## Begin
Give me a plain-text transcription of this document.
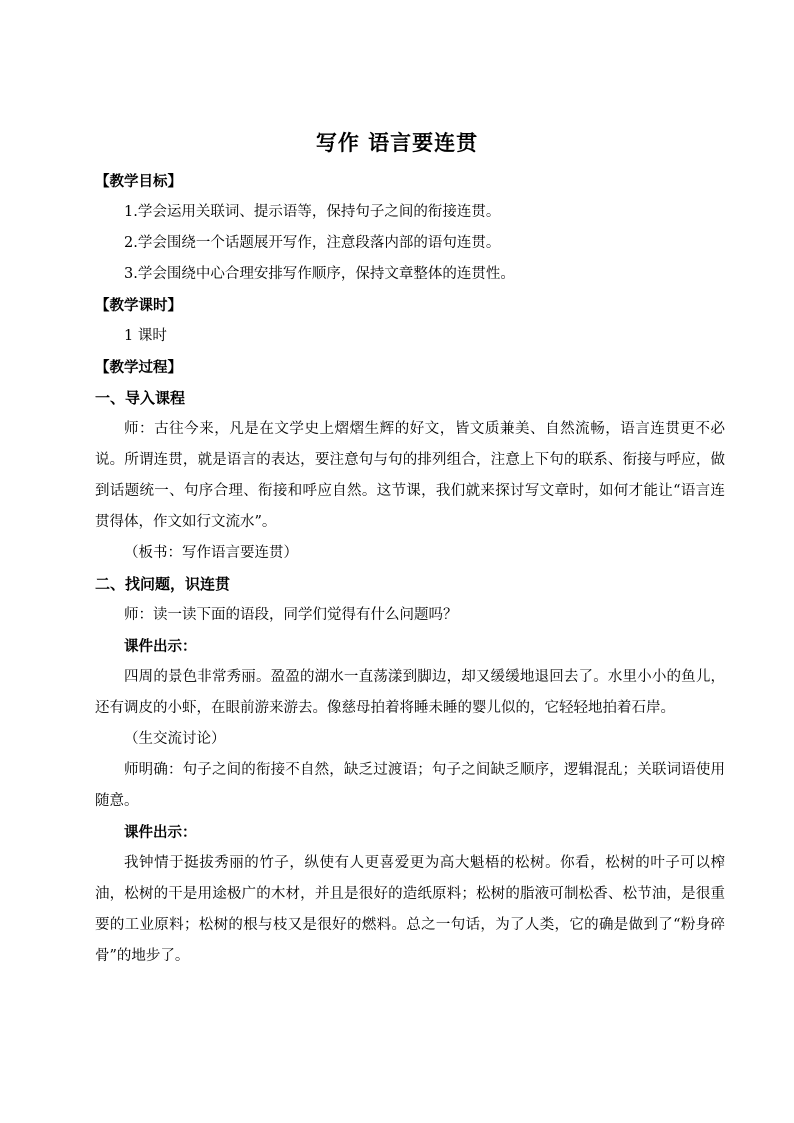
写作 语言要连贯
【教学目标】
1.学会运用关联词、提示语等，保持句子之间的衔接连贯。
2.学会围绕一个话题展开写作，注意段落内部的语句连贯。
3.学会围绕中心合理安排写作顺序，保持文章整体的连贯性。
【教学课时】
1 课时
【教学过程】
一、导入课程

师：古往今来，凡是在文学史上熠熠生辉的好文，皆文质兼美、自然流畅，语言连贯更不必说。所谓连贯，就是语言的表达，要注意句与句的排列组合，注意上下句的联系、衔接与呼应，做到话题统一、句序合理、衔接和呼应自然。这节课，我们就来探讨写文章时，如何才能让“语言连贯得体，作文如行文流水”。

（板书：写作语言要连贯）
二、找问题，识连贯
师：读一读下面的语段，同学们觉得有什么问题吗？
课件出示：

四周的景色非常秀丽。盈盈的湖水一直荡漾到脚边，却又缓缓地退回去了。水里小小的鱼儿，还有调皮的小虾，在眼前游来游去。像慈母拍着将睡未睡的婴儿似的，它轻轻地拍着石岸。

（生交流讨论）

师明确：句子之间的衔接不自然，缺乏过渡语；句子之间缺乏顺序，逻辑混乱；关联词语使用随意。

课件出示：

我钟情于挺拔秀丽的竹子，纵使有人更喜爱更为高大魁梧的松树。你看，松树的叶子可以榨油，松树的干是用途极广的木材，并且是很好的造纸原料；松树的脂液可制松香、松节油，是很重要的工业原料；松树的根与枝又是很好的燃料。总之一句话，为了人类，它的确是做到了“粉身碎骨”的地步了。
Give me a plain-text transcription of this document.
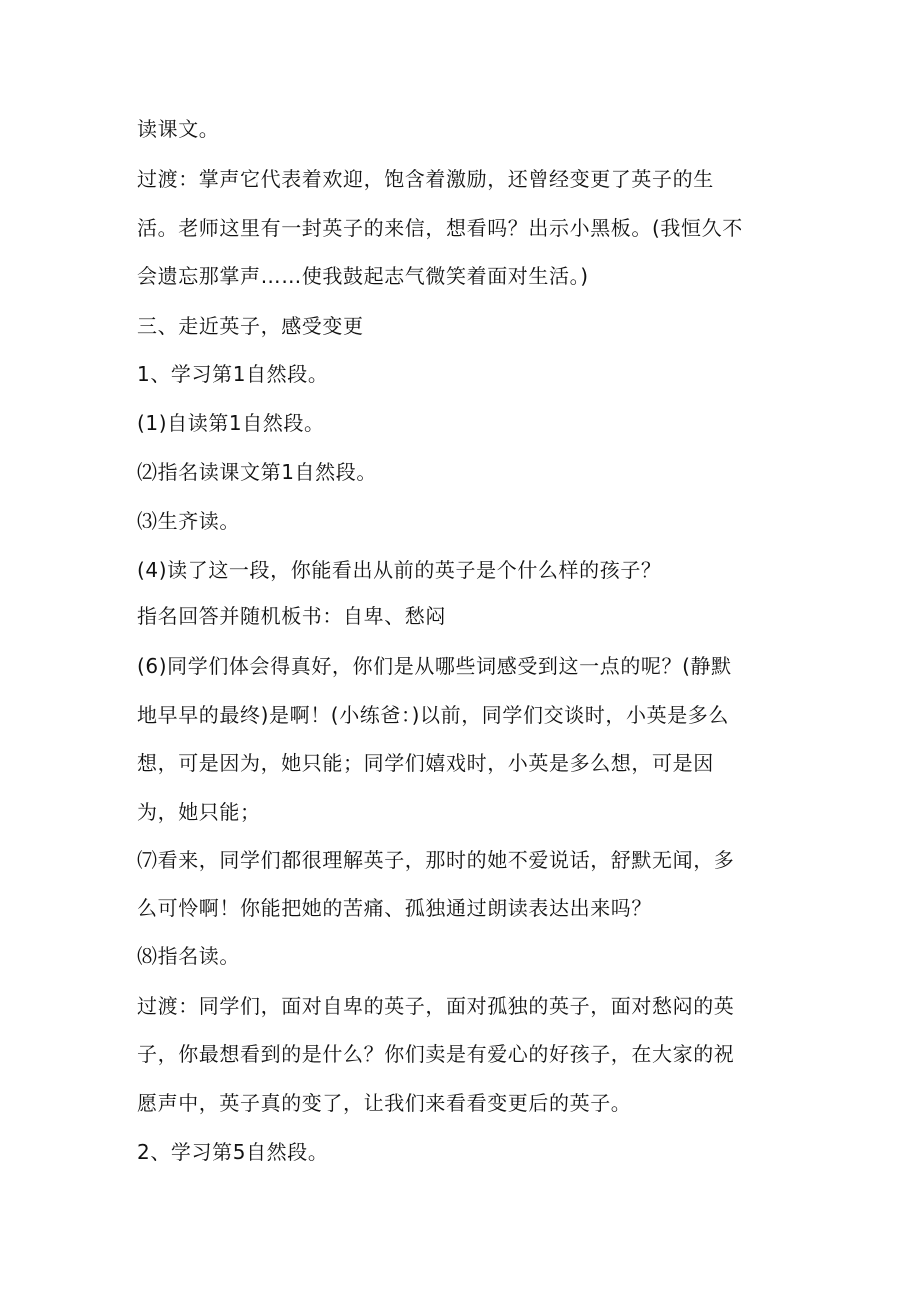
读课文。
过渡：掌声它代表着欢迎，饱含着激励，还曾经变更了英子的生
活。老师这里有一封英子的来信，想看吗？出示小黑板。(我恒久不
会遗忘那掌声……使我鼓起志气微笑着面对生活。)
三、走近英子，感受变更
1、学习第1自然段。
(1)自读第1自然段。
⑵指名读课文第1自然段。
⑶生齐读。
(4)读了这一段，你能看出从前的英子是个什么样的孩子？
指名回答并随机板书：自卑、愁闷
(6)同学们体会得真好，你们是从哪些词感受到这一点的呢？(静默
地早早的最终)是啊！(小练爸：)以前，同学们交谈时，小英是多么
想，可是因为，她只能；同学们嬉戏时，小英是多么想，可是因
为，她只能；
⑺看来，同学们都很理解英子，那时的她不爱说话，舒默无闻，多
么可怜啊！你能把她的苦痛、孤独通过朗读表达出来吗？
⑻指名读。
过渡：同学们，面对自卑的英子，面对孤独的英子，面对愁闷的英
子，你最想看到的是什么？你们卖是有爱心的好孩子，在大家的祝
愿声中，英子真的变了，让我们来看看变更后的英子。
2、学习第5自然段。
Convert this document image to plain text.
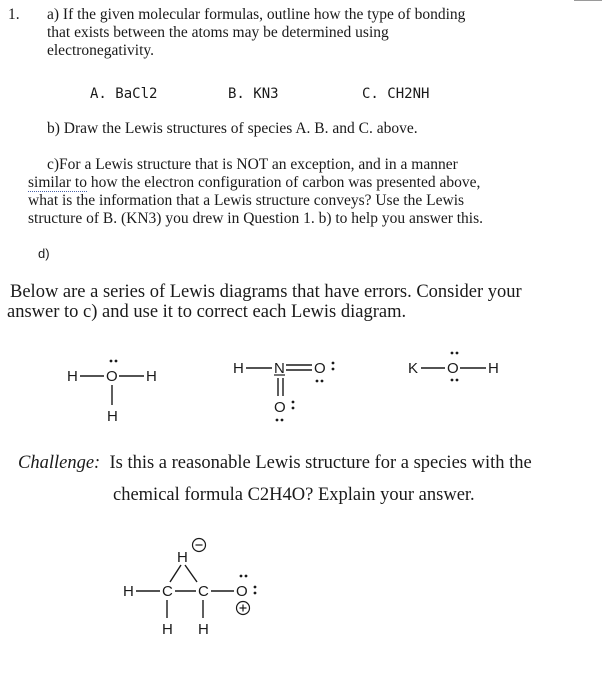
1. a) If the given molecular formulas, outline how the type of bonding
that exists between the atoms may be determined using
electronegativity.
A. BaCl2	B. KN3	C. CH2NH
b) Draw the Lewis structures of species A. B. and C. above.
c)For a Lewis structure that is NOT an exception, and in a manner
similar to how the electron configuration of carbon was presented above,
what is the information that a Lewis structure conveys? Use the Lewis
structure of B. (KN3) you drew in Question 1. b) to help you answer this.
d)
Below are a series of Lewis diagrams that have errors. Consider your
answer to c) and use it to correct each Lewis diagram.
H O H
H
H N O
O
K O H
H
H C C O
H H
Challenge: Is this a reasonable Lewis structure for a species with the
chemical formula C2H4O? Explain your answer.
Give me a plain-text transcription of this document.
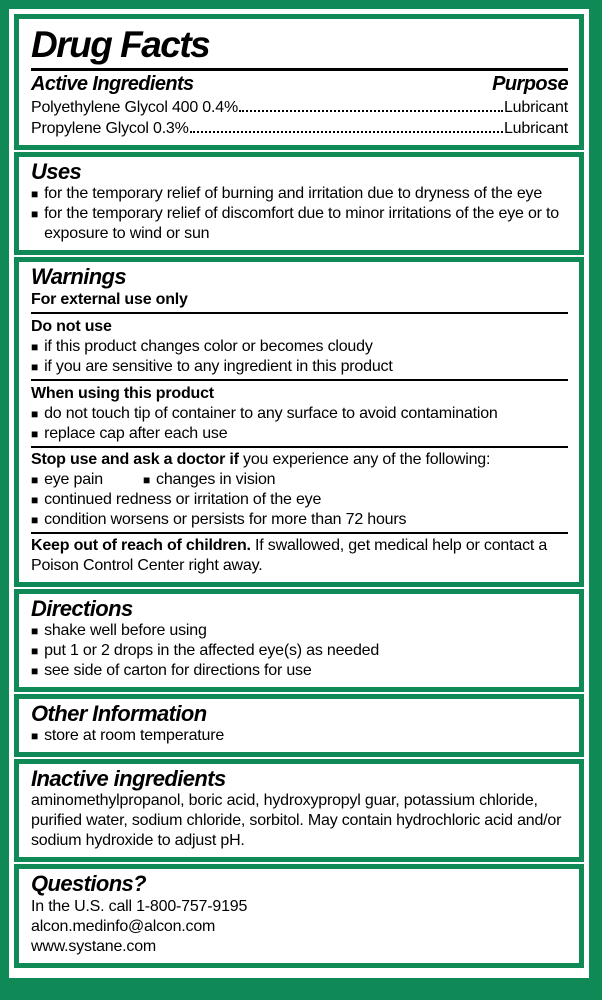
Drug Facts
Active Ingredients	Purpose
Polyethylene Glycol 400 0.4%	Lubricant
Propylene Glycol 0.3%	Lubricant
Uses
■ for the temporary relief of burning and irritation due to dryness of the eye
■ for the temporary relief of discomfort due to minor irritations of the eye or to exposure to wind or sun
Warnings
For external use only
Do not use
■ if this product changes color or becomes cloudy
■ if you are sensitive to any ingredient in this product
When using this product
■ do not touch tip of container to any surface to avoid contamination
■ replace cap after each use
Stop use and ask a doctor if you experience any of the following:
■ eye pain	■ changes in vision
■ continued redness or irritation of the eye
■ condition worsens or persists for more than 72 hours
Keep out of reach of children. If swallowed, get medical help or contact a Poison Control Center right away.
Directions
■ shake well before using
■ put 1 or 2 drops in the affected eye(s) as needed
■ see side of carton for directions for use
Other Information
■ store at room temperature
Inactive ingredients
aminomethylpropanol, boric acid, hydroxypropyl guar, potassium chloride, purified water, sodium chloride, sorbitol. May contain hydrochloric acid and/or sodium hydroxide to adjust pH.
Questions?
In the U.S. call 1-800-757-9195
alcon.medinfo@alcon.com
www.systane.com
## End
[Given request]:
Omit the pictures and restate the rest of the records verbatim.

[Response to this task]:
Give me a plain-text transcription of this document.
写作 语言要连贯
【教学目标】
1.学会运用关联词、提示语等，保持句子之间的衔接连贯。
2.学会围绕一个话题展开写作，注意段落内部的语句连贯。
3.学会围绕中心合理安排写作顺序，保持文章整体的连贯性。
【教学课时】
1 课时
【教学过程】
一、导入课程

师：古往今来，凡是在文学史上熠熠生辉的好文，皆文质兼美、自然流畅，语言连贯更不必说。所谓连贯，就是语言的表达，要注意句与句的排列组合，注意上下句的联系、衔接与呼应，做到话题统一、句序合理、衔接和呼应自然。这节课，我们就来探讨写文章时，如何才能让“语言连贯得体，作文如行文流水”。

（板书：写作语言要连贯）
二、找问题，识连贯
师：读一读下面的语段，同学们觉得有什么问题吗？
课件出示：

四周的景色非常秀丽。盈盈的湖水一直荡漾到脚边，却又缓缓地退回去了。水里小小的鱼儿，还有调皮的小虾，在眼前游来游去。像慈母拍着将睡未睡的婴儿似的，它轻轻地拍着石岸。

（生交流讨论）

师明确：句子之间的衔接不自然，缺乏过渡语；句子之间缺乏顺序，逻辑混乱；关联词语使用随意。

课件出示：

我钟情于挺拔秀丽的竹子，纵使有人更喜爱更为高大魁梧的松树。你看，松树的叶子可以榨油，松树的干是用途极广的木材，并且是很好的造纸原料；松树的脂液可制松香、松节油，是很重要的工业原料；松树的根与枝又是很好的燃料。总之一句话，为了人类，它的确是做到了“粉身碎骨”的地步了。
Give me a plain-text transcription of this document.
读课文。
过渡：掌声它代表着欢迎，饱含着激励，还曾经变更了英子的生
活。老师这里有一封英子的来信，想看吗？出示小黑板。(我恒久不
会遗忘那掌声……使我鼓起志气微笑着面对生活。)
三、走近英子，感受变更
1、学习第1自然段。
(1)自读第1自然段。
⑵指名读课文第1自然段。
⑶生齐读。
(4)读了这一段，你能看出从前的英子是个什么样的孩子？
指名回答并随机板书：自卑、愁闷
(6)同学们体会得真好，你们是从哪些词感受到这一点的呢？(静默
地早早的最终)是啊！(小练爸：)以前，同学们交谈时，小英是多么
想，可是因为，她只能；同学们嬉戏时，小英是多么想，可是因
为，她只能；
⑺看来，同学们都很理解英子，那时的她不爱说话，舒默无闻，多
么可怜啊！你能把她的苦痛、孤独通过朗读表达出来吗？
⑻指名读。
过渡：同学们，面对自卑的英子，面对孤独的英子，面对愁闷的英
子，你最想看到的是什么？你们卖是有爱心的好孩子，在大家的祝
愿声中，英子真的变了，让我们来看看变更后的英子。
2、学习第5自然段。
Convert this document image to plain text.
1. a) If the given molecular formulas, outline how the type of bonding
that exists between the atoms may be determined using
electronegativity.
A. BaCl2	B. KN3	C. CH2NH
b) Draw the Lewis structures of species A. B. and C. above.
c)For a Lewis structure that is NOT an exception, and in a manner
similar to how the electron configuration of carbon was presented above,
what is the information that a Lewis structure conveys? Use the Lewis
structure of B. (KN3) you drew in Question 1. b) to help you answer this.
d)
Below are a series of Lewis diagrams that have errors. Consider your
answer to c) and use it to correct each Lewis diagram.
H O H
H
H N O
O
K O H
H
H C C O
H H
Challenge: Is this a reasonable Lewis structure for a species with the
chemical formula C2H4O? Explain your answer.
Give me a plain-text transcription of this document.
Drug Facts
Active Ingredients	Purpose
Polyethylene Glycol 400 0.4%	Lubricant
Propylene Glycol 0.3%	Lubricant
Uses
■ for the temporary relief of burning and irritation due to dryness of the eye
■ for the temporary relief of discomfort due to minor irritations of the eye or to exposure to wind or sun
Warnings
For external use only
Do not use
■ if this product changes color or becomes cloudy
■ if you are sensitive to any ingredient in this product
When using this product
■ do not touch tip of container to any surface to avoid contamination
■ replace cap after each use
Stop use and ask a doctor if you experience any of the following:
■ eye pain	■ changes in vision
■ continued redness or irritation of the eye
■ condition worsens or persists for more than 72 hours
Keep out of reach of children. If swallowed, get medical help or contact a Poison Control Center right away.
Directions
■ shake well before using
■ put 1 or 2 drops in the affected eye(s) as needed
■ see side of carton for directions for use
Other Information
■ store at room temperature
Inactive ingredients
aminomethylpropanol, boric acid, hydroxypropyl guar, potassium chloride, purified water, sodium chloride, sorbitol. May contain hydrochloric acid and/or sodium hydroxide to adjust pH.
Questions?
In the U.S. call 1-800-757-9195
alcon.medinfo@alcon.com
www.systane.com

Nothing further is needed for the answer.